#### Available data

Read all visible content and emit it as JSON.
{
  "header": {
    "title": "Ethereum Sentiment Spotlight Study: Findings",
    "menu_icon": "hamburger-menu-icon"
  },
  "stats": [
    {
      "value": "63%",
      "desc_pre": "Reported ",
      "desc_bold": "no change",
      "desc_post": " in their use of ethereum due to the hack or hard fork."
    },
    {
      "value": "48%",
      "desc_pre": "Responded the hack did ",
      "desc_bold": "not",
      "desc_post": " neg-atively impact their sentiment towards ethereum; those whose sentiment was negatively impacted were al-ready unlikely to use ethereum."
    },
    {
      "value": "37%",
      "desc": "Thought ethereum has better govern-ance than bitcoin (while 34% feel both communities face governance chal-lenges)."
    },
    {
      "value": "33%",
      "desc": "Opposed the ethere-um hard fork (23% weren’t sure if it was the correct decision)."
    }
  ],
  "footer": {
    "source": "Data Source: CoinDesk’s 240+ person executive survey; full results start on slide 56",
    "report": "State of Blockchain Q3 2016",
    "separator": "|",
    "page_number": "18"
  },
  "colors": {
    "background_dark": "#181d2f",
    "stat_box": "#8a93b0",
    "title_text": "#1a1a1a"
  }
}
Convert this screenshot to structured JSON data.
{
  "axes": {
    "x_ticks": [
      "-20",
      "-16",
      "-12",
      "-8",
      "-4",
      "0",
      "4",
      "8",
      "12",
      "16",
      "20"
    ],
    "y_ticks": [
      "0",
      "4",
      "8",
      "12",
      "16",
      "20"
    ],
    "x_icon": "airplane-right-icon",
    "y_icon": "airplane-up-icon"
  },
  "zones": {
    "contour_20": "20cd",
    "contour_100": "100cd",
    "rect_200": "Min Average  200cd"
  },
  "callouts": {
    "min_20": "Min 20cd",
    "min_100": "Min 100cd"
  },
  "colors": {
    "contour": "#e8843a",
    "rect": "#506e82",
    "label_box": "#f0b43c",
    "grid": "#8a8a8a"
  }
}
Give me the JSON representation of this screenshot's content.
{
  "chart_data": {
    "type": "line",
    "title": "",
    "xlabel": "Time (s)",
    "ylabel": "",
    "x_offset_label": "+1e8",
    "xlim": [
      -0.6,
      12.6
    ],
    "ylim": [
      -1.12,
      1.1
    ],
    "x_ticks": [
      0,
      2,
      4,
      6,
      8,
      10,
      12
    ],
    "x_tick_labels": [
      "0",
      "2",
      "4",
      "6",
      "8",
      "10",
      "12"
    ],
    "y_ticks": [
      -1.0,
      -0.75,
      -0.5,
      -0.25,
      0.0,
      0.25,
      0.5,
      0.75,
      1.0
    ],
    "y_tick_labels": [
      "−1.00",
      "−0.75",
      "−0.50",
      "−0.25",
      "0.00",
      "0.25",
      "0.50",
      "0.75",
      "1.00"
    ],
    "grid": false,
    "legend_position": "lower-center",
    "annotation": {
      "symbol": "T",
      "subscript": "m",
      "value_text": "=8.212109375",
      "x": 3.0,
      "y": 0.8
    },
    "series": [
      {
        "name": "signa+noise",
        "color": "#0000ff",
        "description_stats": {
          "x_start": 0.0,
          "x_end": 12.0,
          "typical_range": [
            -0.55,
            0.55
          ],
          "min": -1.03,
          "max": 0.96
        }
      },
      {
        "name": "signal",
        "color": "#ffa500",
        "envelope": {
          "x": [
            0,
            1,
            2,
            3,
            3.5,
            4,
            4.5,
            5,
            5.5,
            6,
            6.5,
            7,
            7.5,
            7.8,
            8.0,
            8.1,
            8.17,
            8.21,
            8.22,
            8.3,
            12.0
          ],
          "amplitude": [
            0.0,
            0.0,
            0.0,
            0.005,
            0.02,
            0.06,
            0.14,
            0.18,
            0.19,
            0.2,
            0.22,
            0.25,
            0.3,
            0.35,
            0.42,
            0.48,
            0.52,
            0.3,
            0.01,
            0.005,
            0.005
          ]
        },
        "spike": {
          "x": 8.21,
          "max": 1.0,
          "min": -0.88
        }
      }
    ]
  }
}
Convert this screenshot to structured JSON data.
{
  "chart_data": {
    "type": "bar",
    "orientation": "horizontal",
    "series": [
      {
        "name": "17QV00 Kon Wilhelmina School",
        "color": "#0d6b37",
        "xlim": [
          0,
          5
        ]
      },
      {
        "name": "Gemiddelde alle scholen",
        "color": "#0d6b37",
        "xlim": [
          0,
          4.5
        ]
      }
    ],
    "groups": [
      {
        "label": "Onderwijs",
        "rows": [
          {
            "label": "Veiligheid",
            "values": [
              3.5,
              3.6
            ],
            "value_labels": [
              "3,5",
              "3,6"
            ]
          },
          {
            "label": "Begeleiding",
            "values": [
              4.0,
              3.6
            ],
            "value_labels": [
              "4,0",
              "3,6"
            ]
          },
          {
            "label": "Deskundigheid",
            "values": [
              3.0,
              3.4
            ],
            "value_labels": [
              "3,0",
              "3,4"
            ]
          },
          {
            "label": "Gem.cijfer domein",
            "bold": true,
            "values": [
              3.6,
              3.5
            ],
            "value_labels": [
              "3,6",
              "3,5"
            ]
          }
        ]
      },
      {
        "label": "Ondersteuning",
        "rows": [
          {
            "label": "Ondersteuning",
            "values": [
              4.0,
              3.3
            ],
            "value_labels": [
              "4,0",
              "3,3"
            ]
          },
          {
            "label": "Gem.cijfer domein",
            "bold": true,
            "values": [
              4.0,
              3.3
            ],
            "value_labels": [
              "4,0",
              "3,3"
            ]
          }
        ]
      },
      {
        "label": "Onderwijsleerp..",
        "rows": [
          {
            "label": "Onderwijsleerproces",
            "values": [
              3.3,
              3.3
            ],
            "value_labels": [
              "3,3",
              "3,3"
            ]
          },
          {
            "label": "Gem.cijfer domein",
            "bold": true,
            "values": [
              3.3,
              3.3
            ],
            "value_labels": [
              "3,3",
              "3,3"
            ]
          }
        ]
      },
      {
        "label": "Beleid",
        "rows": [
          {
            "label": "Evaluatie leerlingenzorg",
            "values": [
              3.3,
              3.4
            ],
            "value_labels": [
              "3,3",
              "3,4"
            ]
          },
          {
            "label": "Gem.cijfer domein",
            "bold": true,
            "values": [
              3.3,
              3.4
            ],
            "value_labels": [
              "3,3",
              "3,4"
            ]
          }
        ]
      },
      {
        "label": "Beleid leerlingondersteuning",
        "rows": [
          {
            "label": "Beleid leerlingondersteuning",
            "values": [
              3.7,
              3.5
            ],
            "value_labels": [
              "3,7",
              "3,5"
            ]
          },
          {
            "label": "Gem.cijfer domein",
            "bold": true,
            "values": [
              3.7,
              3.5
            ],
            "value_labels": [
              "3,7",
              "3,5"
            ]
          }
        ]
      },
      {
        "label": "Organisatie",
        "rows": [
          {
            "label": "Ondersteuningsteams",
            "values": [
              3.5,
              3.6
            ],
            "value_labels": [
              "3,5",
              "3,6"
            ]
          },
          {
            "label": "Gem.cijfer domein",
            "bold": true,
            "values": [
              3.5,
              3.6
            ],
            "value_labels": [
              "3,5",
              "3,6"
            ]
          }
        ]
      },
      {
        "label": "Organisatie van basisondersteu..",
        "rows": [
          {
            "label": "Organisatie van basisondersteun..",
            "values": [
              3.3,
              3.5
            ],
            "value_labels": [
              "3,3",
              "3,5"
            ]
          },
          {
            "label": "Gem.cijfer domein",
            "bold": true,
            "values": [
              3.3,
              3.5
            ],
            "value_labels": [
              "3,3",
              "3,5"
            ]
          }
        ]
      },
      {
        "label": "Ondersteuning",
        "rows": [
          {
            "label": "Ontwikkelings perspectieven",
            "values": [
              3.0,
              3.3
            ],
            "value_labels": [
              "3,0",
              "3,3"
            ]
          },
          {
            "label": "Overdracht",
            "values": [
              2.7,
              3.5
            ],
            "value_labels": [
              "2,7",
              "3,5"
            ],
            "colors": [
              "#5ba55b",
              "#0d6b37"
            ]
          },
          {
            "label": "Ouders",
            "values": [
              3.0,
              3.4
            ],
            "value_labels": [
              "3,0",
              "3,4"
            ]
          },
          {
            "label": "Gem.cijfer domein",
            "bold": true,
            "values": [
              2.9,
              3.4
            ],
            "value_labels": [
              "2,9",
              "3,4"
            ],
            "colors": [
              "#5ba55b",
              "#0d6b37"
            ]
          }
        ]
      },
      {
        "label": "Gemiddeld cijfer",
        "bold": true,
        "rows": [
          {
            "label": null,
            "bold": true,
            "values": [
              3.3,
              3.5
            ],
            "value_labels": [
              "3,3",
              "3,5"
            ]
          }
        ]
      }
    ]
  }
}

########

# Set problem:
Gather up the lines that contain the word "icon".

# Solution:
    "menu_icon": "hamburger-menu-icon"
    "x_icon": "airplane-right-icon",
    "y_icon": "airplane-up-icon"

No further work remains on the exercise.